Goal of the exercise ::
Please state how many lines in the items below contain the word "interanual", giving the number alone.

Element placement data ::

>>>>>

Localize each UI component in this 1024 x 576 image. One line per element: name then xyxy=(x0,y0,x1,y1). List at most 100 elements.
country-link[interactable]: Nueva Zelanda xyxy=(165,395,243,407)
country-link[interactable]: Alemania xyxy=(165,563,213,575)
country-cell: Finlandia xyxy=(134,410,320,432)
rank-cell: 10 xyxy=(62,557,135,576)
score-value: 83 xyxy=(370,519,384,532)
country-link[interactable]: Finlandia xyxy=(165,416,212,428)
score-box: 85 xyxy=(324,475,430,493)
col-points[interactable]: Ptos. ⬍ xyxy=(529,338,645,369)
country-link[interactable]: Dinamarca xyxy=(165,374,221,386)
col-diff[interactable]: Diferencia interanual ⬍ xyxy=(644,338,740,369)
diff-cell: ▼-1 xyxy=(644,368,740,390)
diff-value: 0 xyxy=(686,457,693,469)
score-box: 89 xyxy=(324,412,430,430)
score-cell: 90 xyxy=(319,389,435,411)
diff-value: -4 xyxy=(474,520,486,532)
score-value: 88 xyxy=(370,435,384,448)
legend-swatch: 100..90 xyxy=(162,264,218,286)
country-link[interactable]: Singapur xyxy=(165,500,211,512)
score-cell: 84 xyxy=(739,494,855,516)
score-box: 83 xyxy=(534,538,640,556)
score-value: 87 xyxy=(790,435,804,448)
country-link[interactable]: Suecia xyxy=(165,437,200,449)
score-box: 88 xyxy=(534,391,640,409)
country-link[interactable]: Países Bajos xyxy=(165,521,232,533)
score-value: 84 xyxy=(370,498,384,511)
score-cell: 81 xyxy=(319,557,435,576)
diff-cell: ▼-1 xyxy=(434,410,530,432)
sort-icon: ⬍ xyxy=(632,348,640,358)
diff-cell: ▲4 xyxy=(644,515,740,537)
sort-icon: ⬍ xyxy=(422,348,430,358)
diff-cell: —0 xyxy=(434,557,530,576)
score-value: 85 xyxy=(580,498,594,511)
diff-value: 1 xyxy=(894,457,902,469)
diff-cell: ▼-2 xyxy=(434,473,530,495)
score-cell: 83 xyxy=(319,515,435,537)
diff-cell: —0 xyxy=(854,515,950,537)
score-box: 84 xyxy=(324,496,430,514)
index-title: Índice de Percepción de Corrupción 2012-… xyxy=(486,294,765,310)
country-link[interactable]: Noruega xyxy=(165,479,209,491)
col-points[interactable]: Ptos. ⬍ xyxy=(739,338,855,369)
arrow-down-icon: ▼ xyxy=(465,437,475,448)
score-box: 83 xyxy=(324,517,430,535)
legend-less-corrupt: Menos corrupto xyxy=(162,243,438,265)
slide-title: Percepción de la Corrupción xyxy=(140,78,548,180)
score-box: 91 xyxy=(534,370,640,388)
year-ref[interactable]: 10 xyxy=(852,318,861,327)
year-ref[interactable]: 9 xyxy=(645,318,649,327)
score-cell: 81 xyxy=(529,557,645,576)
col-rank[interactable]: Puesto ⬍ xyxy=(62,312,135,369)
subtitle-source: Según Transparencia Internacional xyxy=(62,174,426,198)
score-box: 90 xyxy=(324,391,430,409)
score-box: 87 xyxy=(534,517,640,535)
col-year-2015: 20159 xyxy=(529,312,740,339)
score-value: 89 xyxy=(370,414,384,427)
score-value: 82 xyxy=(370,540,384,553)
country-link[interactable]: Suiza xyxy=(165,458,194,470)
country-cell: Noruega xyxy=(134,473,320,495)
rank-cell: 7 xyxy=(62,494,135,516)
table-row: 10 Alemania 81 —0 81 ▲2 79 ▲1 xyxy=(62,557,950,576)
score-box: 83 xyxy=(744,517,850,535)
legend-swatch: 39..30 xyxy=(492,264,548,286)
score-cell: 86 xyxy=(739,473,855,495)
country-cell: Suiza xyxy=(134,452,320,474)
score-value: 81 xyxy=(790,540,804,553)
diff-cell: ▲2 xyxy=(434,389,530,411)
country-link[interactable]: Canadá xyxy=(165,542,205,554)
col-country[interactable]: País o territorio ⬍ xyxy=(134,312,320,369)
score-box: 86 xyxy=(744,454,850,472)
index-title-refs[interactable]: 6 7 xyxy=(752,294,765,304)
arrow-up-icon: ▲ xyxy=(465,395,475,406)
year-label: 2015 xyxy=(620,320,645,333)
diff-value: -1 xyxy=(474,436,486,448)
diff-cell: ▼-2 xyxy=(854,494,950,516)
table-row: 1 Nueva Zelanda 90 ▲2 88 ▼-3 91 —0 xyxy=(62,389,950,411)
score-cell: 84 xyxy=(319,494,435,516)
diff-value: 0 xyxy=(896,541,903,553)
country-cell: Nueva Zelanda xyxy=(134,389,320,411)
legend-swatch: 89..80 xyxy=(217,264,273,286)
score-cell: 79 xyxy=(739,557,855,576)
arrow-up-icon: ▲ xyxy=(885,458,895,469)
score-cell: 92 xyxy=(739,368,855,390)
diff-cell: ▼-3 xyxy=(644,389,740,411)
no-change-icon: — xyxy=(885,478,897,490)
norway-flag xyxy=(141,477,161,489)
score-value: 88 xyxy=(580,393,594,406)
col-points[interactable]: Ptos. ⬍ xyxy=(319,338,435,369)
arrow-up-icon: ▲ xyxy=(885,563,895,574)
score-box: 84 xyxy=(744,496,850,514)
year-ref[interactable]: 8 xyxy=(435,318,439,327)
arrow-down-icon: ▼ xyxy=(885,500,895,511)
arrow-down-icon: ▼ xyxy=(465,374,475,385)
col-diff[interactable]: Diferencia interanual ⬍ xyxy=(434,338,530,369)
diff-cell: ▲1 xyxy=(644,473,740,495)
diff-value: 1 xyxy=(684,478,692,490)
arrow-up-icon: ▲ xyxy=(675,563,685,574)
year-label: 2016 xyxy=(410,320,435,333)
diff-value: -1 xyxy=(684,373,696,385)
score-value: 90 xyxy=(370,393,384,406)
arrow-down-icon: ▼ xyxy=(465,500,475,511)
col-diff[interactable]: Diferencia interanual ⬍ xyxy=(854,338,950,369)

<<<<<

Answer for this exercise ::
3